Records for this task -
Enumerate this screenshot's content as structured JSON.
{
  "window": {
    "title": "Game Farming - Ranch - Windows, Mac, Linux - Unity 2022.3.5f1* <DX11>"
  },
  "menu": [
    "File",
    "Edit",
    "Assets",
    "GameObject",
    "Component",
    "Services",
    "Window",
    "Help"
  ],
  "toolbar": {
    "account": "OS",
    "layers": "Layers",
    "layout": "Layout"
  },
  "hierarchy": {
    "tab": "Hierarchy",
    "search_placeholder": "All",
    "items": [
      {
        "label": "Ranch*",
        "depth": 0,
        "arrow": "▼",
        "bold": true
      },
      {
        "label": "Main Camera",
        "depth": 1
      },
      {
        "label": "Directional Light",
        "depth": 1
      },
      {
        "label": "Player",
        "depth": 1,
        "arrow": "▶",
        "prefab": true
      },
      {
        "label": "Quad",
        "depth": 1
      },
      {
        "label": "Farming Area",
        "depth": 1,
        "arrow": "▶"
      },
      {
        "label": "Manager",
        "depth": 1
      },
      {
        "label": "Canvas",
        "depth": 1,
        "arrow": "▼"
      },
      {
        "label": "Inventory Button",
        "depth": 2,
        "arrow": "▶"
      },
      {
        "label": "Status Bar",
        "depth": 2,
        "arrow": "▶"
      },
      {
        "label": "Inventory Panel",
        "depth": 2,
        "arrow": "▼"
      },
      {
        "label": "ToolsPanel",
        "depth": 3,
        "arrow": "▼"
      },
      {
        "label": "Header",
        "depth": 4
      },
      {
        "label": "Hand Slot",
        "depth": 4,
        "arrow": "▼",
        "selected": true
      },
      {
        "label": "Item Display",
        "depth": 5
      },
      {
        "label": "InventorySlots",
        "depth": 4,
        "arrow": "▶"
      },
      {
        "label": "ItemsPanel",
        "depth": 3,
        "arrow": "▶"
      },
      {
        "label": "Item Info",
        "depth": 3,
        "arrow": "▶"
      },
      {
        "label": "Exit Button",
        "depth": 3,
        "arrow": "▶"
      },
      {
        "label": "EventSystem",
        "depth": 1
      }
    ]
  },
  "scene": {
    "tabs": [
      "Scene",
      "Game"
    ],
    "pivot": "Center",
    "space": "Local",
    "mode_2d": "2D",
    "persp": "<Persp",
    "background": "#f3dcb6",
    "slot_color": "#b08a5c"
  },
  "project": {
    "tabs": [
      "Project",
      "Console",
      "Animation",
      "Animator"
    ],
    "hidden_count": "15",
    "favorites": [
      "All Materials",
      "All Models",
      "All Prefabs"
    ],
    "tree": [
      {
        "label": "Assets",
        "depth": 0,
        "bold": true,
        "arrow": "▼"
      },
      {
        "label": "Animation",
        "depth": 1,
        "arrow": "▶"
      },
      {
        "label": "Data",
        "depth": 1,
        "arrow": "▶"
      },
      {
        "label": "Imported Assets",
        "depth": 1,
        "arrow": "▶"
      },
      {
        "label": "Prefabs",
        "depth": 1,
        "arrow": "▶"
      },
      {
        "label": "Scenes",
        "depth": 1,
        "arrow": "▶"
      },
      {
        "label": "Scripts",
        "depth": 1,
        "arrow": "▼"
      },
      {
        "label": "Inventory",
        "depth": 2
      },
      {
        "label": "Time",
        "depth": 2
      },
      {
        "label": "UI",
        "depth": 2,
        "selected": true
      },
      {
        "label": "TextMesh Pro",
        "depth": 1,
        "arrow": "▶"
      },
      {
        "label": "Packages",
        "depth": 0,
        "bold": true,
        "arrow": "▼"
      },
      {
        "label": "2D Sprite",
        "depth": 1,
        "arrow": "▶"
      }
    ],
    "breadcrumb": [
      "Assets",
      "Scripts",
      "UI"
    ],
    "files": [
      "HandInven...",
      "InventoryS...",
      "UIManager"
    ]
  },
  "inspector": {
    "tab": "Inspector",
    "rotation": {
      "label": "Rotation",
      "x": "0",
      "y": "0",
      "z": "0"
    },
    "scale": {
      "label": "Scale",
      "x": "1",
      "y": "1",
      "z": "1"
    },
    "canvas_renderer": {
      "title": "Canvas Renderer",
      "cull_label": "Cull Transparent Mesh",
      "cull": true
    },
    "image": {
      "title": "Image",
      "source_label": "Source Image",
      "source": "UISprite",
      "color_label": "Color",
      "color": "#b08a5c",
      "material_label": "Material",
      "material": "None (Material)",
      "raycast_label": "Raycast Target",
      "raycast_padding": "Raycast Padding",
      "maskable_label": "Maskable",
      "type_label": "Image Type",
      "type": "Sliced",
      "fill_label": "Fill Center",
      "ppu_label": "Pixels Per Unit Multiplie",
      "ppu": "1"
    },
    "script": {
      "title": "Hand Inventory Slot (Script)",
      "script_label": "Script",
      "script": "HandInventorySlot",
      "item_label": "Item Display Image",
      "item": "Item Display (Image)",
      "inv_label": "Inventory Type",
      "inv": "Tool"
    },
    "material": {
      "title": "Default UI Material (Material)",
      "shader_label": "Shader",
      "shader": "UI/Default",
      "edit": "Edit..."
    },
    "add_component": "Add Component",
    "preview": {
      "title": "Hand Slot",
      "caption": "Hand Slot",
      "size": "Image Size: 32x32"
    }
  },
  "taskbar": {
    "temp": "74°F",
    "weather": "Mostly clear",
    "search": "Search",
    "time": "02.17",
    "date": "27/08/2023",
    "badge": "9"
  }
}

Exercise task -
All lines that include "Component" are to be gathered and copied.

Final answer -
    "Component",
    "add_component": "Add Component",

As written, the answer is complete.